*WHAT YOU SHOULD DO*: Collect the lines of the entries where "Короткие" shows up.

(Records that describe figures)

(begin)

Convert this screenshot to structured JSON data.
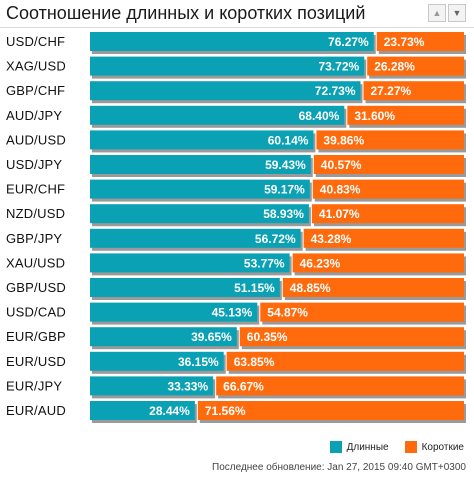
{
  "header": {
    "title": "Соотношение длинных и коротких позиций",
    "sort_up_label": "▲",
    "sort_down_label": "▼"
  },
  "colors": {
    "long": "#0aa1b5",
    "short": "#ff6a0c",
    "shadow": "#9a9a9a"
  },
  "legend": {
    "long_label": "Длинные",
    "short_label": "Короткие"
  },
  "footer": {
    "updated_text": "Последнее обновление: Jan 27, 2015 09:40 GMT+0300"
  },
  "chart_data": {
    "type": "bar",
    "orientation": "horizontal",
    "stacked": "percent",
    "categories": [
      "USD/CHF",
      "XAG/USD",
      "GBP/CHF",
      "AUD/JPY",
      "AUD/USD",
      "USD/JPY",
      "EUR/CHF",
      "NZD/USD",
      "GBP/JPY",
      "XAU/USD",
      "GBP/USD",
      "USD/CAD",
      "EUR/GBP",
      "EUR/USD",
      "EUR/JPY",
      "EUR/AUD"
    ],
    "series": [
      {
        "name": "Длинные",
        "values": [
          76.27,
          73.72,
          72.73,
          68.4,
          60.14,
          59.43,
          59.17,
          58.93,
          56.72,
          53.77,
          51.15,
          45.13,
          39.65,
          36.15,
          33.33,
          28.44
        ]
      },
      {
        "name": "Короткие",
        "values": [
          23.73,
          26.28,
          27.27,
          31.6,
          39.86,
          40.57,
          40.83,
          41.07,
          43.28,
          46.23,
          48.85,
          54.87,
          60.35,
          63.85,
          66.67,
          71.56
        ]
      }
    ],
    "value_labels": {
      "long": [
        "76.27%",
        "73.72%",
        "72.73%",
        "68.40%",
        "60.14%",
        "59.43%",
        "59.17%",
        "58.93%",
        "56.72%",
        "53.77%",
        "51.15%",
        "45.13%",
        "39.65%",
        "36.15%",
        "33.33%",
        "28.44%"
      ],
      "short": [
        "23.73%",
        "26.28%",
        "27.27%",
        "31.60%",
        "39.86%",
        "40.57%",
        "40.83%",
        "41.07%",
        "43.28%",
        "46.23%",
        "48.85%",
        "54.87%",
        "60.35%",
        "63.85%",
        "66.67%",
        "71.56%"
      ]
    },
    "xlim": [
      0,
      100
    ],
    "legend_position": "bottom-right",
    "grid": false
  }
}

(end)

*TASK SOLUTION*:
    "short_label": "Короткие"
        "name": "Короткие",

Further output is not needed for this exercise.